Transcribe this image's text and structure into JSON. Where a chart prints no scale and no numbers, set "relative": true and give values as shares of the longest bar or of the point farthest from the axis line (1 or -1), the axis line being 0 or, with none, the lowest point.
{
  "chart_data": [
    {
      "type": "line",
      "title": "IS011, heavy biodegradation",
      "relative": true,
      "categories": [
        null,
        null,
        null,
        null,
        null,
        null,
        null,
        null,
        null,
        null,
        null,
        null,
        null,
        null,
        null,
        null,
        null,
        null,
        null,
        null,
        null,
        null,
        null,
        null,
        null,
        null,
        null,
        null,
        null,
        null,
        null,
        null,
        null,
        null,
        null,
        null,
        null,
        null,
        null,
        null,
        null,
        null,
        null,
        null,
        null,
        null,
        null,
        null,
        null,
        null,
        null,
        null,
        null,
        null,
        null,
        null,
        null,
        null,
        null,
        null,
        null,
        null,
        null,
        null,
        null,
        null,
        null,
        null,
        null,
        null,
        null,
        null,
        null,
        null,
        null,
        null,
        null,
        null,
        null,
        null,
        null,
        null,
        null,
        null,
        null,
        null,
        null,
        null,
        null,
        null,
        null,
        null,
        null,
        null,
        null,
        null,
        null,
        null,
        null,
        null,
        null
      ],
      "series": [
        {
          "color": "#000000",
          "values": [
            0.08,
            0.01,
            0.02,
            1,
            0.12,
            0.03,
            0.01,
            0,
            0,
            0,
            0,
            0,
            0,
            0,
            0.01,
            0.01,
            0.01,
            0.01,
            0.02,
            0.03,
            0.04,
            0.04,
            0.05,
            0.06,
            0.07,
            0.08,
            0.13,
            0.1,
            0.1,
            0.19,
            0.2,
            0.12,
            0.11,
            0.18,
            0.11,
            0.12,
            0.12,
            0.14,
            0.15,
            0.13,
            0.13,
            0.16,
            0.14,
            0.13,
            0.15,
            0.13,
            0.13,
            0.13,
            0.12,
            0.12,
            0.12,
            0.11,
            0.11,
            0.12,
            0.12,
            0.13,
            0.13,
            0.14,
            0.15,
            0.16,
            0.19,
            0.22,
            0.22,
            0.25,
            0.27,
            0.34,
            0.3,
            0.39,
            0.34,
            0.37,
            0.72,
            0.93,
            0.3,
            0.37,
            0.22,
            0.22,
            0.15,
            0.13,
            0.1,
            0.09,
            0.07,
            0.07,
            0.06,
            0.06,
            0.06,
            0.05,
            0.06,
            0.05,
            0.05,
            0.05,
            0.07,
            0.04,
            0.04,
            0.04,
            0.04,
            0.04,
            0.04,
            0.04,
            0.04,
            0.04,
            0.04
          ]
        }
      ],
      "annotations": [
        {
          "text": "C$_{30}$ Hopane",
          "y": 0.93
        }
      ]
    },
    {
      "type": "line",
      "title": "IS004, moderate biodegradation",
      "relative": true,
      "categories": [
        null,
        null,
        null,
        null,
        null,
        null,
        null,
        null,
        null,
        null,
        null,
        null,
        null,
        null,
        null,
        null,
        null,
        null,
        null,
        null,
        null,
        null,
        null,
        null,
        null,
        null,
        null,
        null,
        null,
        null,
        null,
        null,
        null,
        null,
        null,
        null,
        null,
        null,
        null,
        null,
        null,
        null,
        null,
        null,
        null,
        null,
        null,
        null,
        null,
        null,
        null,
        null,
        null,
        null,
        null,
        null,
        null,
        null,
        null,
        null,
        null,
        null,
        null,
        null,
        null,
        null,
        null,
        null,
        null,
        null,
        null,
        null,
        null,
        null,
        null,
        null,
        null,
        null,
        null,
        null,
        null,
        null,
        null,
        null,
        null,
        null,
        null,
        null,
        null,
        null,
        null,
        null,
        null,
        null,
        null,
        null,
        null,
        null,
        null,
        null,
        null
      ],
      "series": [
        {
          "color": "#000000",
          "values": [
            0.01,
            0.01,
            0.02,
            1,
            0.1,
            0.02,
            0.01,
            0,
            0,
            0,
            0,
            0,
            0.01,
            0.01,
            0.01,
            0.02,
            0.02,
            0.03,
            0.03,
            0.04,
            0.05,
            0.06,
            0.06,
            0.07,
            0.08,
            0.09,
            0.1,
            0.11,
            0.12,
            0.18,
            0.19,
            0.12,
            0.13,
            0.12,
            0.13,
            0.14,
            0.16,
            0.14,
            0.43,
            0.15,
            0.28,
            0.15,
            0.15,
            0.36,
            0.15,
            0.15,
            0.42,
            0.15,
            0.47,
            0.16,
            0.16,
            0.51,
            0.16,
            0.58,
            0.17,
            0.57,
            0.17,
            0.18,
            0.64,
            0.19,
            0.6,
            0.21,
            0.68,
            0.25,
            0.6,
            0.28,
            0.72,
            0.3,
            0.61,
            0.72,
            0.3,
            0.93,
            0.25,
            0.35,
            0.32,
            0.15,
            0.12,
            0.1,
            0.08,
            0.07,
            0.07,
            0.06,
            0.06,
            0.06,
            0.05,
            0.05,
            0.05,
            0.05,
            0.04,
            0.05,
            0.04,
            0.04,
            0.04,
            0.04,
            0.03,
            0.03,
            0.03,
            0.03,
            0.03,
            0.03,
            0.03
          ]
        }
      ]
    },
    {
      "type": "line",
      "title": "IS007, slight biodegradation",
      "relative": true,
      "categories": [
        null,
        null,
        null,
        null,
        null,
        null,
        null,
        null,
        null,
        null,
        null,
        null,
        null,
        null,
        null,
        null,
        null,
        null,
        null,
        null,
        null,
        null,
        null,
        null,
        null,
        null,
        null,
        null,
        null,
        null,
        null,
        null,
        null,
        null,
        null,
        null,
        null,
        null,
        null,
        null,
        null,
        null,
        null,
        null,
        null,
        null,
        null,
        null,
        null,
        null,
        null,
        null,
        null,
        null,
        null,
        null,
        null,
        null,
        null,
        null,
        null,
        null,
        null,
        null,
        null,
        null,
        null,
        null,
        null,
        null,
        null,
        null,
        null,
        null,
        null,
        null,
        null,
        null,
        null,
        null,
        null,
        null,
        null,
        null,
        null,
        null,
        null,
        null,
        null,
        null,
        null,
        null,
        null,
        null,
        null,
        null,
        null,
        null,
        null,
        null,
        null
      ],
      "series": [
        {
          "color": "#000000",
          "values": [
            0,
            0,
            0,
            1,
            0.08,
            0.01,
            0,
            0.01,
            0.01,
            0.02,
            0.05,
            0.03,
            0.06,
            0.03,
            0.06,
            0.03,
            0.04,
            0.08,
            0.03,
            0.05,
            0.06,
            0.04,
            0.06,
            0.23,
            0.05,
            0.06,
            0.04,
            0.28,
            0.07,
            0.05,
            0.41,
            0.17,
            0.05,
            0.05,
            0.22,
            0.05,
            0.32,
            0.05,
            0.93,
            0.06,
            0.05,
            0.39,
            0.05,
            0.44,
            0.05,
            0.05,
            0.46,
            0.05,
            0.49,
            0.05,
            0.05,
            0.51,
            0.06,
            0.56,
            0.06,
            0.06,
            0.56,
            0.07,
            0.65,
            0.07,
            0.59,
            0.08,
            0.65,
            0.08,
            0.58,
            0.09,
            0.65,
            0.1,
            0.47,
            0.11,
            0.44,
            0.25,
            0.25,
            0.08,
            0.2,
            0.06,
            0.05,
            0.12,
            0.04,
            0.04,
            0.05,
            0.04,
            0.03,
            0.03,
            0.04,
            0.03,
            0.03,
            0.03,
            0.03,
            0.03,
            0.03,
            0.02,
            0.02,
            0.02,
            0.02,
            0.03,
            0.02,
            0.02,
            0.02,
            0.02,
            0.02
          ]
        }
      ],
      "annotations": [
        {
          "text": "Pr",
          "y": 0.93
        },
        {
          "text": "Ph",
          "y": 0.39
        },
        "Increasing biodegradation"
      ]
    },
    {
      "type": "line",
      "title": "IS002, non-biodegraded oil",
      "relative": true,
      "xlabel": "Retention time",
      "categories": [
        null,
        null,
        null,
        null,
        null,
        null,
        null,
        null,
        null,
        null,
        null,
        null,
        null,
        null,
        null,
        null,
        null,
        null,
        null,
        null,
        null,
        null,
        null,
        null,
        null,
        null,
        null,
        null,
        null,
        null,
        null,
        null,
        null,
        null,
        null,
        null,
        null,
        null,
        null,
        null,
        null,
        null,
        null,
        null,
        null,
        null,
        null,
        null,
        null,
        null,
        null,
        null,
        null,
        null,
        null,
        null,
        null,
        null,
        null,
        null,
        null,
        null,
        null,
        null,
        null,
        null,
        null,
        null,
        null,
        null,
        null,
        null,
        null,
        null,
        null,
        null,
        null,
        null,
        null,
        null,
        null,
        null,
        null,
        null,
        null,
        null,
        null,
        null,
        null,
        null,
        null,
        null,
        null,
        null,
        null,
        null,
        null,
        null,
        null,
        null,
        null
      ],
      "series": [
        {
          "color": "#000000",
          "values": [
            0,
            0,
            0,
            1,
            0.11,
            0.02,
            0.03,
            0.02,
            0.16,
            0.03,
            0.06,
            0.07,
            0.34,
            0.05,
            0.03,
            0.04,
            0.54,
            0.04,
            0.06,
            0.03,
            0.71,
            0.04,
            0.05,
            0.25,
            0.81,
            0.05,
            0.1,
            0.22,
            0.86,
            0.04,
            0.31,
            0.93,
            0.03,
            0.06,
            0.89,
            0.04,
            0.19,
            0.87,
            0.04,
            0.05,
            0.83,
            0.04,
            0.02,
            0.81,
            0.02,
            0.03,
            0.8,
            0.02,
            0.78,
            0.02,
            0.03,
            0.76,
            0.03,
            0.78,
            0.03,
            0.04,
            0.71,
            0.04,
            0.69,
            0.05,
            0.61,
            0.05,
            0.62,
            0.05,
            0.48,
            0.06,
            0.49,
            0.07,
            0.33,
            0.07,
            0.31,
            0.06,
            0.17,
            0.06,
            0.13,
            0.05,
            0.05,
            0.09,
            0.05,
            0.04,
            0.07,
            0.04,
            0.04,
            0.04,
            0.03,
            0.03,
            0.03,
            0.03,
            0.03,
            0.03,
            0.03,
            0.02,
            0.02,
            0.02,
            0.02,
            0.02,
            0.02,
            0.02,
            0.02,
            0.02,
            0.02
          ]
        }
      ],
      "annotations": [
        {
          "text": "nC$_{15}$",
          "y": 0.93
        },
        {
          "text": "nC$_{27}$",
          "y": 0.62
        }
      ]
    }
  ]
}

──────────────────────────────

## Aim
List each line holding the string "title".

## Result below
      "title": "IS011, heavy biodegradation",
      "title": "IS004, moderate biodegradation",
      "title": "IS007, slight biodegradation",
      "title": "IS002, non-biodegraded oil",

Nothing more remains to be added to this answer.